The Stroulios et al method aggregates single cells in low‐adhesive micro aggregation chambers first, then transfers them into regular wells for differentiation in matrix‐free liquid environment with bronchial epithelial differentiation medium, achieving uniformity in organoid morphology and size.[ 11a ] Similarly, the Wijesekara et al method also first aggregates individual cells into spheroids, and then either transforms them into a matrix environment for differentiation, or keeps them in the liquid environment with bronchial epithelial differentiation medium, both approaches yielding apical‐out spheroids with the ability to control the resulting ciliated spheroid size by modulating the initial aggregate size.[ 11 , 14 ] In summary, our method facilitates differentiation as embedded in extracellular matrix, enabling spheroids to self‐construct, a feature the other two methods Stroulios and Wijesekara lack; though in turn they achieve higher spheroid regularity and control over spheroid size. The major difference between our method and the Boecking & Walentek method is that upon extraction of apical‐in spheroids from Matrigel, we simply culture the spheroids in a non‐adhesive environment and achieve polarity reversal and motility within a few days. However, the Boecking & Walentek method replates the spheroids into the Matrigel for another two weeks, during which period they administer RSPO2&Noggin in order to facilitate polarity reversal, and at the end of this period they dissolve the Matrigel again to finally harvest the apical out spheroids. We believe our method provides a simple, rapid, scalable, and high‐throughput protocol that harnesses biological cells’ ability to build themselves into multicellular complex structures. Despite their differences in methods, goals, and characterization metrics, these four novel protocols taken together help explore the space of possible morphologies of NHBEs and unravel the morphogenetic potential of human airway epithelium; they are thus significant steps for mapping the morphogenetic plasticity landscape of non‐embryonic wild‐type cells.
2. Results
2.1. Human Bronchial Epithelial Cells Self‐Construct into Multicellular Motile Living Architectures
To explore the self‐organizing plasticity of morphogenesis without genomic change, we chose a cellular substrate in which such outcomes would be most surprising: adult, somatic, human airway tissues. To study and steer the in vitro morphogenesis of novel 3D tissues with motile appendages, we developed a novel protocol (Figure 1A) that builds upon the existing ability of human bronchial epithelial progenitor cells to form multicellular spheroids (Figure 1a.1) with cilia‐lined lumina[ 15 ] (i.e., apical‐in configuration). We modified this process by manipulating the culture environment such that it now yields cilia‐coated (i.e., apical‐out) spheroids, which exhibit spontaneous locomotive ability.

**WORK INSTRUCTIONS**
Decide whether each statement below agrees with the passage on airway spheroid protocols, answering yes or no and quoting the passage's deciding words: 1. The Boecking & Walentek method returns the spheroids to Matrigel for a further two weeks. 2. The Stroulios et al method carries out differentiation with cells embedded in extracellular matrix. 3. The authors' method reaches polarity reversal only after several weeks.

[Data extracted from a collection]
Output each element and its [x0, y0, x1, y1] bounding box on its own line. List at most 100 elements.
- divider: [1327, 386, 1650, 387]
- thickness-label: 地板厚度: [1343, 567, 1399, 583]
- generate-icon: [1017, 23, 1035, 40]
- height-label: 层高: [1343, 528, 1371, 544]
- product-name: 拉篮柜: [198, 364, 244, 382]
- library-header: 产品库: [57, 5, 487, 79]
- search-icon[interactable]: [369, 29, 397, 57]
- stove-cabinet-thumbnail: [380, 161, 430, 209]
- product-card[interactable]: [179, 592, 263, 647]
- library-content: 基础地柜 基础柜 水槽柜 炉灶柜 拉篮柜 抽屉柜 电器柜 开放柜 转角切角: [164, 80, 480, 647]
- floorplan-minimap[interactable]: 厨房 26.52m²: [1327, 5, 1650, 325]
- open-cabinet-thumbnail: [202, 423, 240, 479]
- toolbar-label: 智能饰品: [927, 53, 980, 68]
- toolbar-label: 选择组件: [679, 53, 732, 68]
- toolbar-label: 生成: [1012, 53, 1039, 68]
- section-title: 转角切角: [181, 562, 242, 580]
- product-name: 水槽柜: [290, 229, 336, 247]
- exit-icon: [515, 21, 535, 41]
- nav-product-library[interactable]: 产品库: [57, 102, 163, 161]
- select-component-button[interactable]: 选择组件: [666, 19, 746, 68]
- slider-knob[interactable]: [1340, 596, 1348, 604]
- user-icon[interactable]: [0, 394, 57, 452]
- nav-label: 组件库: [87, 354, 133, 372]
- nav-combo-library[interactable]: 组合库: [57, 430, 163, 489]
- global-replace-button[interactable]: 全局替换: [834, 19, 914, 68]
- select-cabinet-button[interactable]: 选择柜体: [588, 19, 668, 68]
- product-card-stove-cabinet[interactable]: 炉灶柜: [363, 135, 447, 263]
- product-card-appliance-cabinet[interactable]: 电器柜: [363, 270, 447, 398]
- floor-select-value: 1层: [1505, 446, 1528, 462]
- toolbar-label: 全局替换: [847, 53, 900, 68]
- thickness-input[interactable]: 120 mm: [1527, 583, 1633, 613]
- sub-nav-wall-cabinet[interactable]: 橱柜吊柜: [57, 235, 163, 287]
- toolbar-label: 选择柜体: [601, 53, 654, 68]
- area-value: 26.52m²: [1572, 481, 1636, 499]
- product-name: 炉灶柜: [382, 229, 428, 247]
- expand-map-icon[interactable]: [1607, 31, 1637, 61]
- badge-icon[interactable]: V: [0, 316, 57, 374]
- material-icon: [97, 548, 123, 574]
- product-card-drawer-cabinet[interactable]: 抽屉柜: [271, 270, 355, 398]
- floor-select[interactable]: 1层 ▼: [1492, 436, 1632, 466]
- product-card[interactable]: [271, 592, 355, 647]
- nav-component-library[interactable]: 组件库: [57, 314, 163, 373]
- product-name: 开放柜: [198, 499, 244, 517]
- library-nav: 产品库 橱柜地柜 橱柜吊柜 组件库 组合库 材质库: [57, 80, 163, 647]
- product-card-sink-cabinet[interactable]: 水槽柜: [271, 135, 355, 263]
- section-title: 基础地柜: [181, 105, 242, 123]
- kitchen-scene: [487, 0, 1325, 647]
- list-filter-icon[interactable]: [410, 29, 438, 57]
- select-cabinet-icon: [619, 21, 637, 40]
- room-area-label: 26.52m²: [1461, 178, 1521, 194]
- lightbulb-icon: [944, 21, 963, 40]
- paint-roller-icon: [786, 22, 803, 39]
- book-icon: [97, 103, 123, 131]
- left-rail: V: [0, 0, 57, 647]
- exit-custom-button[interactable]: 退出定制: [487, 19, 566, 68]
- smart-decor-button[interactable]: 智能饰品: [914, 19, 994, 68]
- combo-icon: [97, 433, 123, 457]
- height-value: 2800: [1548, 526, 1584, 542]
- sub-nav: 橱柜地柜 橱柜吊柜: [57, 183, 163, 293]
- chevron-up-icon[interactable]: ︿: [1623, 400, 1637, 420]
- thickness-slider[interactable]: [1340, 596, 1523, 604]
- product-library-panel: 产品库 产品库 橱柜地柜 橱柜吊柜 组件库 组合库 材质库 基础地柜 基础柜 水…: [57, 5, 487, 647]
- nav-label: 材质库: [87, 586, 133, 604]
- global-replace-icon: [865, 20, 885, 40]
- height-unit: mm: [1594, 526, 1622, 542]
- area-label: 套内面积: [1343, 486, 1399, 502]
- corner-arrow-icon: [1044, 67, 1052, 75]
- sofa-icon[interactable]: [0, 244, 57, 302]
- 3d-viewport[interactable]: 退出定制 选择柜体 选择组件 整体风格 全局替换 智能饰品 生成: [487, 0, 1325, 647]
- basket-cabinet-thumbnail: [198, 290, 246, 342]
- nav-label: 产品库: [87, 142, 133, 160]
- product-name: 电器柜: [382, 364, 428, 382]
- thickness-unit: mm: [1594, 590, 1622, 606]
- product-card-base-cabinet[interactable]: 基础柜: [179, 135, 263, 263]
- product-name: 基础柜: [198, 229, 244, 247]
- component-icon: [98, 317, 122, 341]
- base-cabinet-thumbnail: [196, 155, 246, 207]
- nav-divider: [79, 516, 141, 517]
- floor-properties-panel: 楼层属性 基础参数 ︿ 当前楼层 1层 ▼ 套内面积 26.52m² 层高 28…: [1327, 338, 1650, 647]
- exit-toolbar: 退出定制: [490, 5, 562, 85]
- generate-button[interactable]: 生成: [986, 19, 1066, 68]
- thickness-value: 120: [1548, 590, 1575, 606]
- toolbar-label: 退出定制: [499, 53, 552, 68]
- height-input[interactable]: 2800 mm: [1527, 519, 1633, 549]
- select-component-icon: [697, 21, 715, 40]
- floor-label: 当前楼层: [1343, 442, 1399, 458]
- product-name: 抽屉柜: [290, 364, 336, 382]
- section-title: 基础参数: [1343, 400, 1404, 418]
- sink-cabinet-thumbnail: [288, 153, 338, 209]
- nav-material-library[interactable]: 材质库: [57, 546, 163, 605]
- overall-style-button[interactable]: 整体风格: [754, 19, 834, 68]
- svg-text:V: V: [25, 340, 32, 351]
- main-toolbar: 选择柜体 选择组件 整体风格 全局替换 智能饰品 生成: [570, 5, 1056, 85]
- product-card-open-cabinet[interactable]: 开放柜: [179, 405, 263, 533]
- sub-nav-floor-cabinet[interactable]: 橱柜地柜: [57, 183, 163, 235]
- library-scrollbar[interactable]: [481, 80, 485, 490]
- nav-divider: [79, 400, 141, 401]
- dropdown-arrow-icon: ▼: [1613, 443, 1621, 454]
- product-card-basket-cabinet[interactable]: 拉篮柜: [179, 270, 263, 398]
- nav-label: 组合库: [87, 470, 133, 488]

**TASK RESULT**
1. Yes: "replates the spheroids into the Matrigel for another two weeks"
2. No: "differentiation in matrix‐free liquid environment"
3. No: "achieve polarity reversal and motility within a few days"